**Supplied material:**
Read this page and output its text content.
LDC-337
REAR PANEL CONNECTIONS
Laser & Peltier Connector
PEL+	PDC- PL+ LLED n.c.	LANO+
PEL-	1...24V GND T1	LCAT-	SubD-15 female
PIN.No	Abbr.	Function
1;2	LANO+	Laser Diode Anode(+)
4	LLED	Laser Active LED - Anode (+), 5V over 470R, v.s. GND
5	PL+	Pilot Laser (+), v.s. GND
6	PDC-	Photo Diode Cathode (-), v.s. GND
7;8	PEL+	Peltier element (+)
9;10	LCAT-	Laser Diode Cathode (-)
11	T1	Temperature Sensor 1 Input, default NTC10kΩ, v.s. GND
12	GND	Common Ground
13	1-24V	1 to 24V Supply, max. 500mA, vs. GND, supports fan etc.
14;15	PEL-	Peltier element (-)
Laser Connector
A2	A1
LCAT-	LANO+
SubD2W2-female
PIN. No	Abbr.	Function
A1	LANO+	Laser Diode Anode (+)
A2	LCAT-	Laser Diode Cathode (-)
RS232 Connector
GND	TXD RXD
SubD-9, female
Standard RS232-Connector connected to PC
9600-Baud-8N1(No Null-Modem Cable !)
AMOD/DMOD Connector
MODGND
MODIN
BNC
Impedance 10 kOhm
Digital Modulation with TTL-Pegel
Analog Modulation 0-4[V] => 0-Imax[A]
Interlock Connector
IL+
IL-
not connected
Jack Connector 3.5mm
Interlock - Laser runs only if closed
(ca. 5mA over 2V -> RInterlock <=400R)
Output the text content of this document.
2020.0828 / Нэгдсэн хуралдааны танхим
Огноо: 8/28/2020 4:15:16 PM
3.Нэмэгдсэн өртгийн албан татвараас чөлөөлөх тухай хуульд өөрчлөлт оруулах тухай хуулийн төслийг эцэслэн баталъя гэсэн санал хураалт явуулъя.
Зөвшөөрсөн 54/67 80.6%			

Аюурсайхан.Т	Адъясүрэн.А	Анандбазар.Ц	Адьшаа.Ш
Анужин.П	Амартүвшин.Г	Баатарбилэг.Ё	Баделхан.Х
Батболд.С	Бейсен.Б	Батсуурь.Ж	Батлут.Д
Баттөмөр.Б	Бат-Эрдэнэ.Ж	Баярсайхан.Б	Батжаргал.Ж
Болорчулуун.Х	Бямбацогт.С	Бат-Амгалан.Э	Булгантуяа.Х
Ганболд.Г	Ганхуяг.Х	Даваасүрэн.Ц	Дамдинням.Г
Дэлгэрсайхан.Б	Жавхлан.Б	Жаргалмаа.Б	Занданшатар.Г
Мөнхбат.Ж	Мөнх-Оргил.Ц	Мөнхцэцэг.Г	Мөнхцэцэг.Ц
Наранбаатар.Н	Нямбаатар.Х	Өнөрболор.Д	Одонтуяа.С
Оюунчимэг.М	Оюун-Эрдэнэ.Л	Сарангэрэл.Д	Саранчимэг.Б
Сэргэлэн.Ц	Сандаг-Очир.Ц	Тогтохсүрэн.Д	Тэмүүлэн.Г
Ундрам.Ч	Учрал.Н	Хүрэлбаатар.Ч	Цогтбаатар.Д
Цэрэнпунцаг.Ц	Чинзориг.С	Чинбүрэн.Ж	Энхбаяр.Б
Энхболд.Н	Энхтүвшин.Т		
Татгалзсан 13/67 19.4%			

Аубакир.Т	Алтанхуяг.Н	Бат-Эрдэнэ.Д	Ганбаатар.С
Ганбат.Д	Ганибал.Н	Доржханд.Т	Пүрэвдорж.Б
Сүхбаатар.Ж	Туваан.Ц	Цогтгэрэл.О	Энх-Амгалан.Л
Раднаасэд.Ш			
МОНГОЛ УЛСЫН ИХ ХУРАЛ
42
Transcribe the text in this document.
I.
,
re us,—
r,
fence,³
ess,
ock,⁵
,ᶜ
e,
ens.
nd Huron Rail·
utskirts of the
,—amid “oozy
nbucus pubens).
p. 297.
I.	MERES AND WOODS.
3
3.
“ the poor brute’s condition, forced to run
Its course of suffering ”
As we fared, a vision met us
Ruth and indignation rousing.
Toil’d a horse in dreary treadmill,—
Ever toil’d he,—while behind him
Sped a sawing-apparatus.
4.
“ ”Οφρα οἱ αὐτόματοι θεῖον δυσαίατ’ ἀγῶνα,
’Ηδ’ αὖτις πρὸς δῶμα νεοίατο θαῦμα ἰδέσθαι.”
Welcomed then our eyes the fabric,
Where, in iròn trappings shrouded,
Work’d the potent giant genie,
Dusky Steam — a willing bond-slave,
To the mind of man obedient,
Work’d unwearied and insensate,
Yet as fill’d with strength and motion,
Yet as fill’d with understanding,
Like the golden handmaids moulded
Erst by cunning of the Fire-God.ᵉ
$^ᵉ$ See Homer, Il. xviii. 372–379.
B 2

**Directive:**
Print again the material above, limited to the lines from the one holding "Transcribe the text in this document." through the last, inclusive.

**Full output:**
Transcribe the text in this document.
I.
,
re us,—
r,
fence,³
ess,
ock,⁵
,ᶜ
e,
ens.
nd Huron Rail·
utskirts of the
,—amid “oozy
nbucus pubens).
p. 297.
I.	MERES AND WOODS.
3
3.
“ the poor brute’s condition, forced to run
Its course of suffering ”
As we fared, a vision met us
Ruth and indignation rousing.
Toil’d a horse in dreary treadmill,—
Ever toil’d he,—while behind him
Sped a sawing-apparatus.
4.
“ ”Οφρα οἱ αὐτόματοι θεῖον δυσαίατ’ ἀγῶνα,
’Ηδ’ αὖτις πρὸς δῶμα νεοίατο θαῦμα ἰδέσθαι.”
Welcomed then our eyes the fabric,
Where, in iròn trappings shrouded,
Work’d the potent giant genie,
Dusky Steam — a willing bond-slave,
To the mind of man obedient,
Work’d unwearied and insensate,
Yet as fill’d with strength and motion,
Yet as fill’d with understanding,
Like the golden handmaids moulded
Erst by cunning of the Fire-God.ᵉ
$^ᵉ$ See Homer, Il. xviii. 372–379.
B 2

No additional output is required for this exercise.